A block of data:
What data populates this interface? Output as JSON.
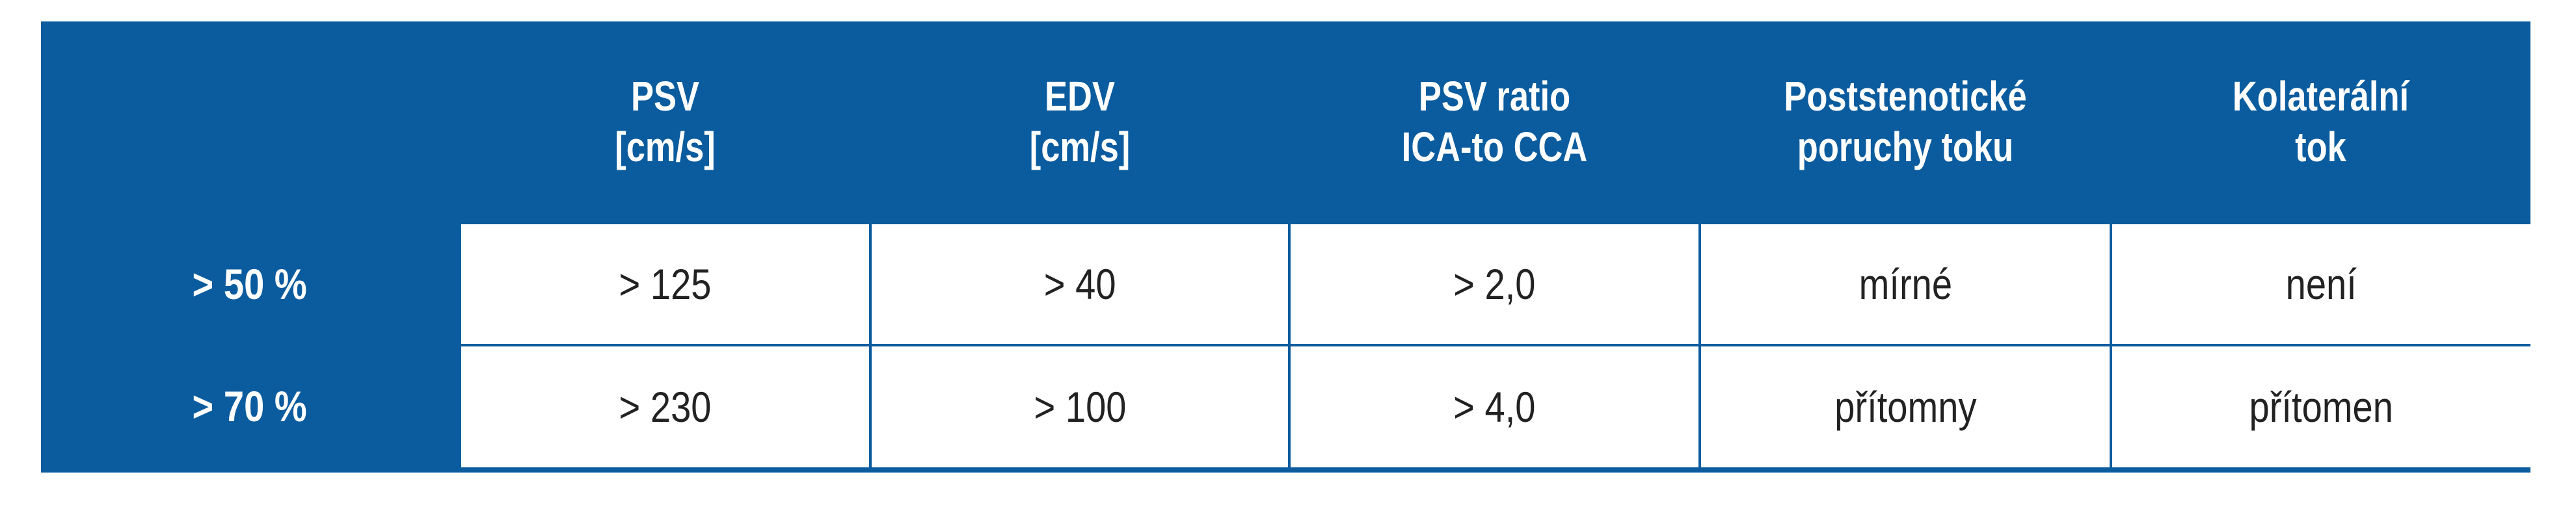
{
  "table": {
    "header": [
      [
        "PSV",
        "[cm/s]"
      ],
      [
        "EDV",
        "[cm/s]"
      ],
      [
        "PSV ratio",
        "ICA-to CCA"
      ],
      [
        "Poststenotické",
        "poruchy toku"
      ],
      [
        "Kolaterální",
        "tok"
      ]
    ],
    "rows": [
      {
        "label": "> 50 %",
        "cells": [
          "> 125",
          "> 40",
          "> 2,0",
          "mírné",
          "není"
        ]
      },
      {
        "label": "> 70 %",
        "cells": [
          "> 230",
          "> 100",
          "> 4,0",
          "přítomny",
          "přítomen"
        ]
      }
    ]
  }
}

:: Your instructions ::
Pictures are to be left out; all else in the entries above is to be quoted exactly.

:: Problem solution ::
What data populates this interface? Output as JSON.
{
  "table": {
    "header": [
      [
        "PSV",
        "[cm/s]"
      ],
      [
        "EDV",
        "[cm/s]"
      ],
      [
        "PSV ratio",
        "ICA-to CCA"
      ],
      [
        "Poststenotické",
        "poruchy toku"
      ],
      [
        "Kolaterální",
        "tok"
      ]
    ],
    "rows": [
      {
        "label": "> 50 %",
        "cells": [
          "> 125",
          "> 40",
          "> 2,0",
          "mírné",
          "není"
        ]
      },
      {
        "label": "> 70 %",
        "cells": [
          "> 230",
          "> 100",
          "> 4,0",
          "přítomny",
          "přítomen"
        ]
      }
    ]
  }
}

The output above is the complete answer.